» GIVEN TASK
Restate all the material verbatim, except for the pictures.

» DATA PROVIDED

"""

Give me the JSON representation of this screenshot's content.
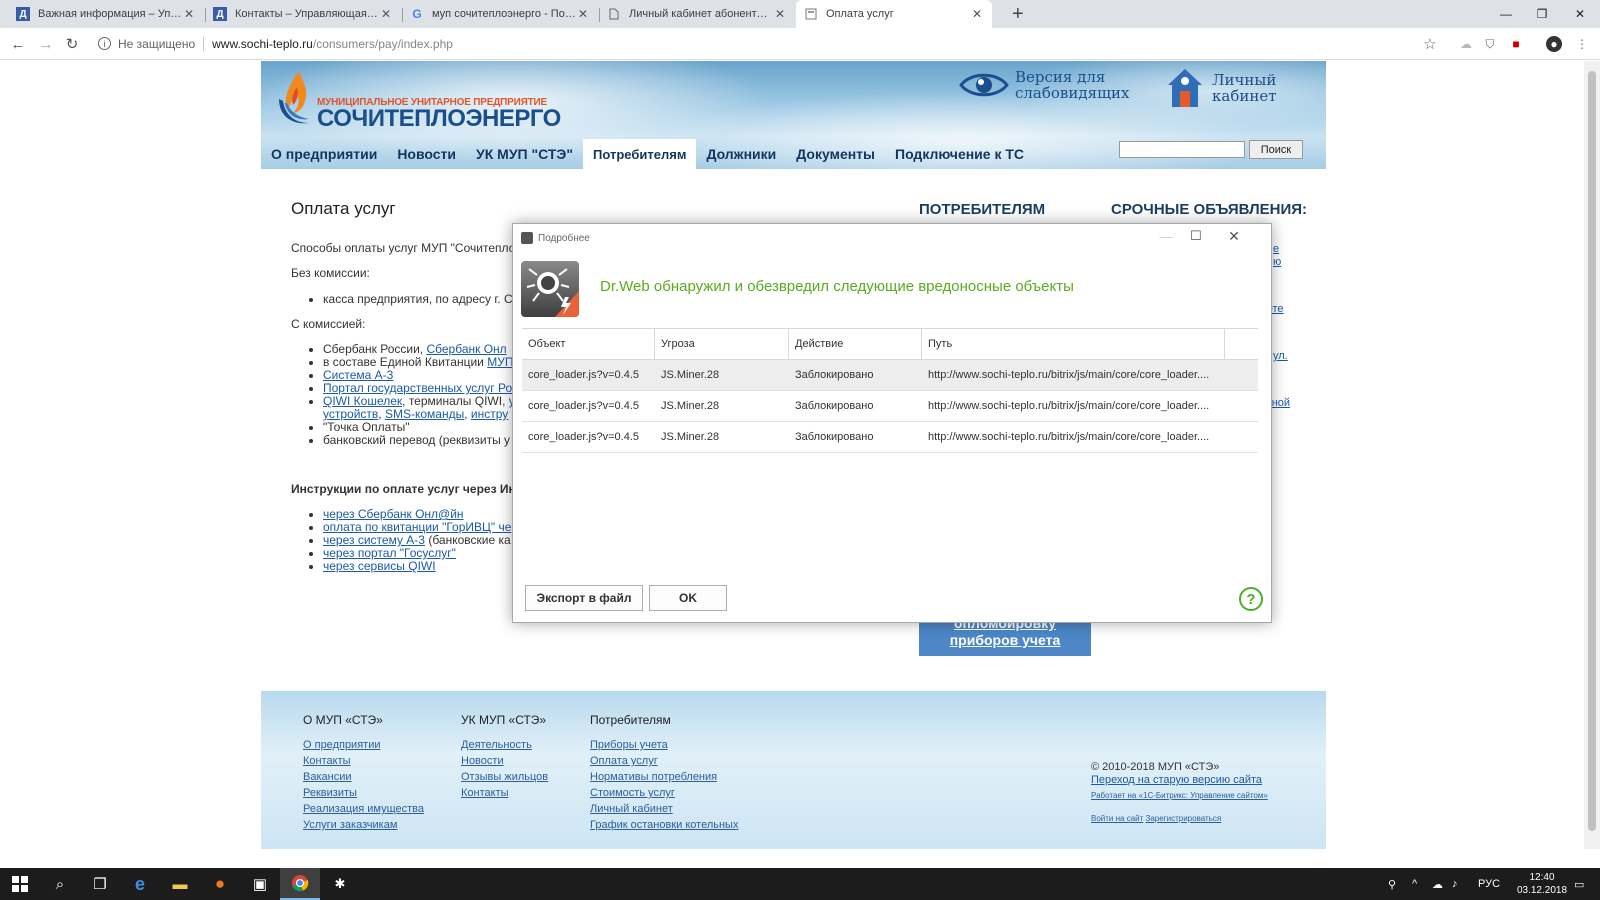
{
  "browser": {
    "tabs": [
      {
        "title": "Важная информация – Управля",
        "icon": "uk-site-icon"
      },
      {
        "title": "Контакты – Управляющая Комп",
        "icon": "uk-site-icon"
      },
      {
        "title": "муп сочитеплоэнерго - Поиск в",
        "icon": "google-icon"
      },
      {
        "title": "Личный кабинет абонента МУП",
        "icon": "page-icon"
      },
      {
        "title": "Оплата услуг",
        "icon": "page-icon",
        "active": true
      }
    ],
    "new_tab": "+",
    "address": {
      "security": "Не защищено",
      "host": "www.sochi-teplo.ru",
      "path": "/consumers/pay/index.php"
    }
  },
  "site": {
    "logo": {
      "subtitle": "МУНИЦИПАЛЬНОЕ УНИТАРНОЕ ПРЕДПРИЯТИЕ",
      "name": "СОЧИТЕПЛОЭНЕРГО"
    },
    "low_vision": "Версия для слабовидящих",
    "cabinet": "Личный кабинет",
    "nav": [
      "О предприятии",
      "Новости",
      "УК МУП \"СТЭ\"",
      "Потребителям",
      "Должники",
      "Документы",
      "Подключение к ТС"
    ],
    "nav_active_index": 3,
    "search_button": "Поиск",
    "page_title": "Оплата услуг",
    "intro": "Способы оплаты услуг МУП \"Сочитепло",
    "no_commission": "Без комиссии:",
    "no_commission_items": [
      "касса предприятия, по адресу г. С"
    ],
    "with_commission": "С комиссией:",
    "commission_items": {
      "sber_prefix": "Сбербанк России, ",
      "sber_link": "Сбербанк Онл",
      "epd_prefix": "в составе Единой Квитанции ",
      "epd_link": "МУП",
      "a3": "Система А-3",
      "gosuslugi": "Портал государственных услуг Ро",
      "qiwi_link": "QIWI Кошелек",
      "qiwi_text": ", терминалы QIWI, ",
      "qiwi_more": "у",
      "devices": "устройств",
      "sms": "SMS-команды",
      "instr": "инстру",
      "tochka": "\"Точка Оплаты\"",
      "bank": "банковский перевод (реквизиты у"
    },
    "instructions_title": "Инструкции по оплате услуг через Ин",
    "instructions": [
      {
        "link": "через Сбербанк Онл@йн",
        "tail": ""
      },
      {
        "link": "оплата по квитанции \"ГорИВЦ\" че",
        "tail": ""
      },
      {
        "link": "через систему А-3",
        "tail": " (банковские ка"
      },
      {
        "link": "через портал \"Госуслуг\"",
        "tail": ""
      },
      {
        "link": "через сервисы QIWI",
        "tail": ""
      }
    ],
    "sidebar_title": "ПОТРЕБИТЕЛЯМ",
    "urgent_title": "СРОЧНЫЕ ОБЪЯВЛЕНИЯ:",
    "urgent_fragments": [
      "е",
      "ю",
      "чете",
      "ул.",
      "ьной"
    ],
    "meter_button": {
      "line1": "опломбировку",
      "line2": "приборов учета"
    },
    "footer": {
      "cols": [
        {
          "title": "О МУП «СТЭ»",
          "links": [
            "О предприятии",
            "Контакты",
            "Вакансии",
            "Реквизиты",
            "Реализация имущества",
            "Услуги заказчикам"
          ]
        },
        {
          "title": "УК МУП «СТЭ»",
          "links": [
            "Деятельность",
            "Новости",
            "Отзывы жильцов",
            "Контакты"
          ]
        },
        {
          "title": "Потребителям",
          "links": [
            "Приборы учета",
            "Оплата услуг",
            "Нормативы потребления",
            "Стоимость услуг",
            "Личный кабинет",
            "График остановки котельных"
          ]
        }
      ],
      "copyright": "© 2010-2018 МУП «СТЭ»",
      "old_version": "Переход на старую версию сайта",
      "powered": "Работает на «1С-Битрикс: Управление сайтом»",
      "login": "Войти на сайт",
      "register": "Зарегистрироваться"
    }
  },
  "dialog": {
    "title": "Подробнее",
    "message": "Dr.Web обнаружил и обезвредил следующие вредоносные объекты",
    "columns": [
      "Объект",
      "Угроза",
      "Действие",
      "Путь"
    ],
    "rows": [
      [
        "core_loader.js?v=0.4.5",
        "JS.Miner.28",
        "Заблокировано",
        "http://www.sochi-teplo.ru/bitrix/js/main/core/core_loader...."
      ],
      [
        "core_loader.js?v=0.4.5",
        "JS.Miner.28",
        "Заблокировано",
        "http://www.sochi-teplo.ru/bitrix/js/main/core/core_loader...."
      ],
      [
        "core_loader.js?v=0.4.5",
        "JS.Miner.28",
        "Заблокировано",
        "http://www.sochi-teplo.ru/bitrix/js/main/core/core_loader...."
      ]
    ],
    "export_button": "Экспорт в файл",
    "ok_button": "OK",
    "help": "?",
    "accent": "#5aab1f"
  },
  "taskbar": {
    "lang": "РУС",
    "time": "12:40",
    "date": "03.12.2018"
  }
}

"""

» RESULT FOR THIS EXERCISE
Give me the JSON representation of this screenshot's content.
{
  "browser": {
    "tabs": [
      {
        "title": "Важная информация – Управля",
        "icon": "uk-site-icon"
      },
      {
        "title": "Контакты – Управляющая Комп",
        "icon": "uk-site-icon"
      },
      {
        "title": "муп сочитеплоэнерго - Поиск в",
        "icon": "google-icon"
      },
      {
        "title": "Личный кабинет абонента МУП",
        "icon": "page-icon"
      },
      {
        "title": "Оплата услуг",
        "icon": "page-icon",
        "active": true
      }
    ],
    "new_tab": "+",
    "address": {
      "security": "Не защищено",
      "host": "www.sochi-teplo.ru",
      "path": "/consumers/pay/index.php"
    }
  },
  "site": {
    "logo": {
      "subtitle": "МУНИЦИПАЛЬНОЕ УНИТАРНОЕ ПРЕДПРИЯТИЕ",
      "name": "СОЧИТЕПЛОЭНЕРГО"
    },
    "low_vision": "Версия для слабовидящих",
    "cabinet": "Личный кабинет",
    "nav": [
      "О предприятии",
      "Новости",
      "УК МУП \"СТЭ\"",
      "Потребителям",
      "Должники",
      "Документы",
      "Подключение к ТС"
    ],
    "nav_active_index": 3,
    "search_button": "Поиск",
    "page_title": "Оплата услуг",
    "intro": "Способы оплаты услуг МУП \"Сочитепло",
    "no_commission": "Без комиссии:",
    "no_commission_items": [
      "касса предприятия, по адресу г. С"
    ],
    "with_commission": "С комиссией:",
    "commission_items": {
      "sber_prefix": "Сбербанк России, ",
      "sber_link": "Сбербанк Онл",
      "epd_prefix": "в составе Единой Квитанции ",
      "epd_link": "МУП",
      "a3": "Система А-3",
      "gosuslugi": "Портал государственных услуг Ро",
      "qiwi_link": "QIWI Кошелек",
      "qiwi_text": ", терминалы QIWI, ",
      "qiwi_more": "у",
      "devices": "устройств",
      "sms": "SMS-команды",
      "instr": "инстру",
      "tochka": "\"Точка Оплаты\"",
      "bank": "банковский перевод (реквизиты у"
    },
    "instructions_title": "Инструкции по оплате услуг через Ин",
    "instructions": [
      {
        "link": "через Сбербанк Онл@йн",
        "tail": ""
      },
      {
        "link": "оплата по квитанции \"ГорИВЦ\" че",
        "tail": ""
      },
      {
        "link": "через систему А-3",
        "tail": " (банковские ка"
      },
      {
        "link": "через портал \"Госуслуг\"",
        "tail": ""
      },
      {
        "link": "через сервисы QIWI",
        "tail": ""
      }
    ],
    "sidebar_title": "ПОТРЕБИТЕЛЯМ",
    "urgent_title": "СРОЧНЫЕ ОБЪЯВЛЕНИЯ:",
    "urgent_fragments": [
      "е",
      "ю",
      "чете",
      "ул.",
      "ьной"
    ],
    "meter_button": {
      "line1": "опломбировку",
      "line2": "приборов учета"
    },
    "footer": {
      "cols": [
        {
          "title": "О МУП «СТЭ»",
          "links": [
            "О предприятии",
            "Контакты",
            "Вакансии",
            "Реквизиты",
            "Реализация имущества",
            "Услуги заказчикам"
          ]
        },
        {
          "title": "УК МУП «СТЭ»",
          "links": [
            "Деятельность",
            "Новости",
            "Отзывы жильцов",
            "Контакты"
          ]
        },
        {
          "title": "Потребителям",
          "links": [
            "Приборы учета",
            "Оплата услуг",
            "Нормативы потребления",
            "Стоимость услуг",
            "Личный кабинет",
            "График остановки котельных"
          ]
        }
      ],
      "copyright": "© 2010-2018 МУП «СТЭ»",
      "old_version": "Переход на старую версию сайта",
      "powered": "Работает на «1С-Битрикс: Управление сайтом»",
      "login": "Войти на сайт",
      "register": "Зарегистрироваться"
    }
  },
  "dialog": {
    "title": "Подробнее",
    "message": "Dr.Web обнаружил и обезвредил следующие вредоносные объекты",
    "columns": [
      "Объект",
      "Угроза",
      "Действие",
      "Путь"
    ],
    "rows": [
      [
        "core_loader.js?v=0.4.5",
        "JS.Miner.28",
        "Заблокировано",
        "http://www.sochi-teplo.ru/bitrix/js/main/core/core_loader...."
      ],
      [
        "core_loader.js?v=0.4.5",
        "JS.Miner.28",
        "Заблокировано",
        "http://www.sochi-teplo.ru/bitrix/js/main/core/core_loader...."
      ],
      [
        "core_loader.js?v=0.4.5",
        "JS.Miner.28",
        "Заблокировано",
        "http://www.sochi-teplo.ru/bitrix/js/main/core/core_loader...."
      ]
    ],
    "export_button": "Экспорт в файл",
    "ok_button": "OK",
    "help": "?",
    "accent": "#5aab1f"
  },
  "taskbar": {
    "lang": "РУС",
    "time": "12:40",
    "date": "03.12.2018"
  }
}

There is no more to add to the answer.